▶ Passage shown:

Every time we head off to North Eastern Victoria or I drive to Canberra or Sydney we drive out the back of the Yarra Valley through Yea and onto the Maroondah Hwy, passing through a series of little towns before eventually joining the Hume: Molesworth, Merton, Bonnie Doon and a "blink and you'd miss it" hamlet called Yarck. For several years now I've been hearing all sorts of good things about the little Italian trattoria which took over the Tearooms at Yarck (and which is now called, appropriately "The Tearooms at Yarck"). As we would sail through in the early hours of the morning or return at dusk on a weekday, I would always promise myself - I must come back when it's open!!
Well last weekend David and I drove to Euroa to test-drive a 1978 Holden ute ( it's a long story and involves neither food nor cookbooks, so I won't bore you with it). As I was plotting out our route (I'm a little OCD that way) I saw Yarck on the map, and made a snap decision that we were finally going to take the opportunity to eat at "Tearooms at Yarck". I booked for 6pm for what I thought would be a quick meal on the way home, and we rolled out of there at 8.45, groaning but satisfied. The lovely waitress offered us the option of dining a la carte from the small (but perfectly formed) blackboard menu or choosing the chef's tasting menu of 4 courses. Well at $79 it seemed like a good option to sample the Tearoom's wares so we settled down with a nice glass of Italian sangiovese and the dishes started arriving.

▶ Collected material:
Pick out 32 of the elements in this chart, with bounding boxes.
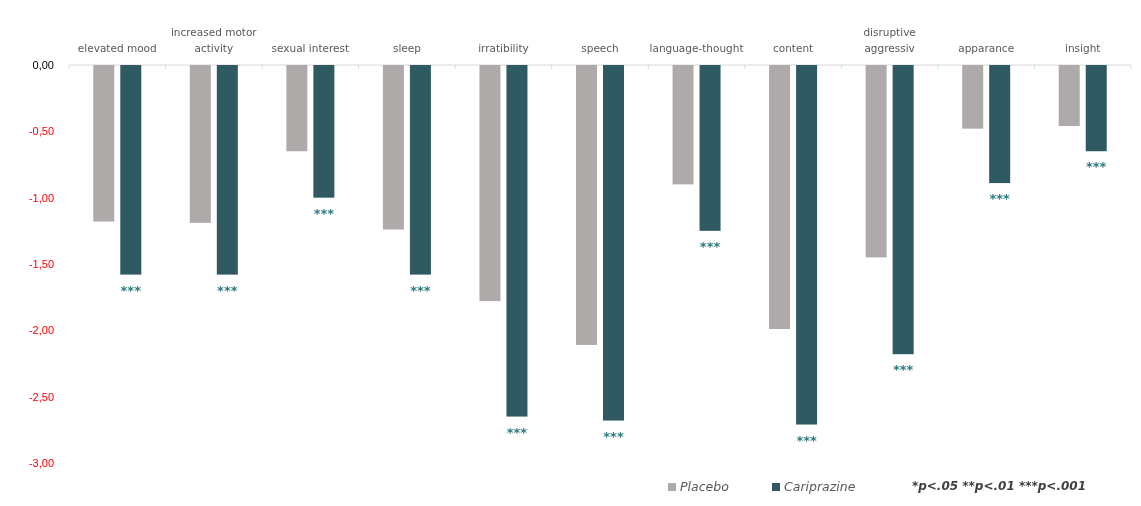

▶ What to work on:
Please set down everything from "Every time we" down to "when it's open!!" in the Yarck tearooms post above, word for word.

▶ Solved exercise:
Every time we head off to North Eastern Victoria or I drive to Canberra or Sydney we drive out the back of the Yarra Valley through Yea and onto the Maroondah Hwy, passing through a series of little towns before eventually joining the Hume: Molesworth, Merton, Bonnie Doon and a "blink and you'd miss it" hamlet called Yarck. For several years now I've been hearing all sorts of good things about the little Italian trattoria which took over the Tearooms at Yarck (and which is now called, appropriately "The Tearooms at Yarck"). As we would sail through in the early hours of the morning or return at dusk on a weekday, I would always promise myself - I must come back when it's open!!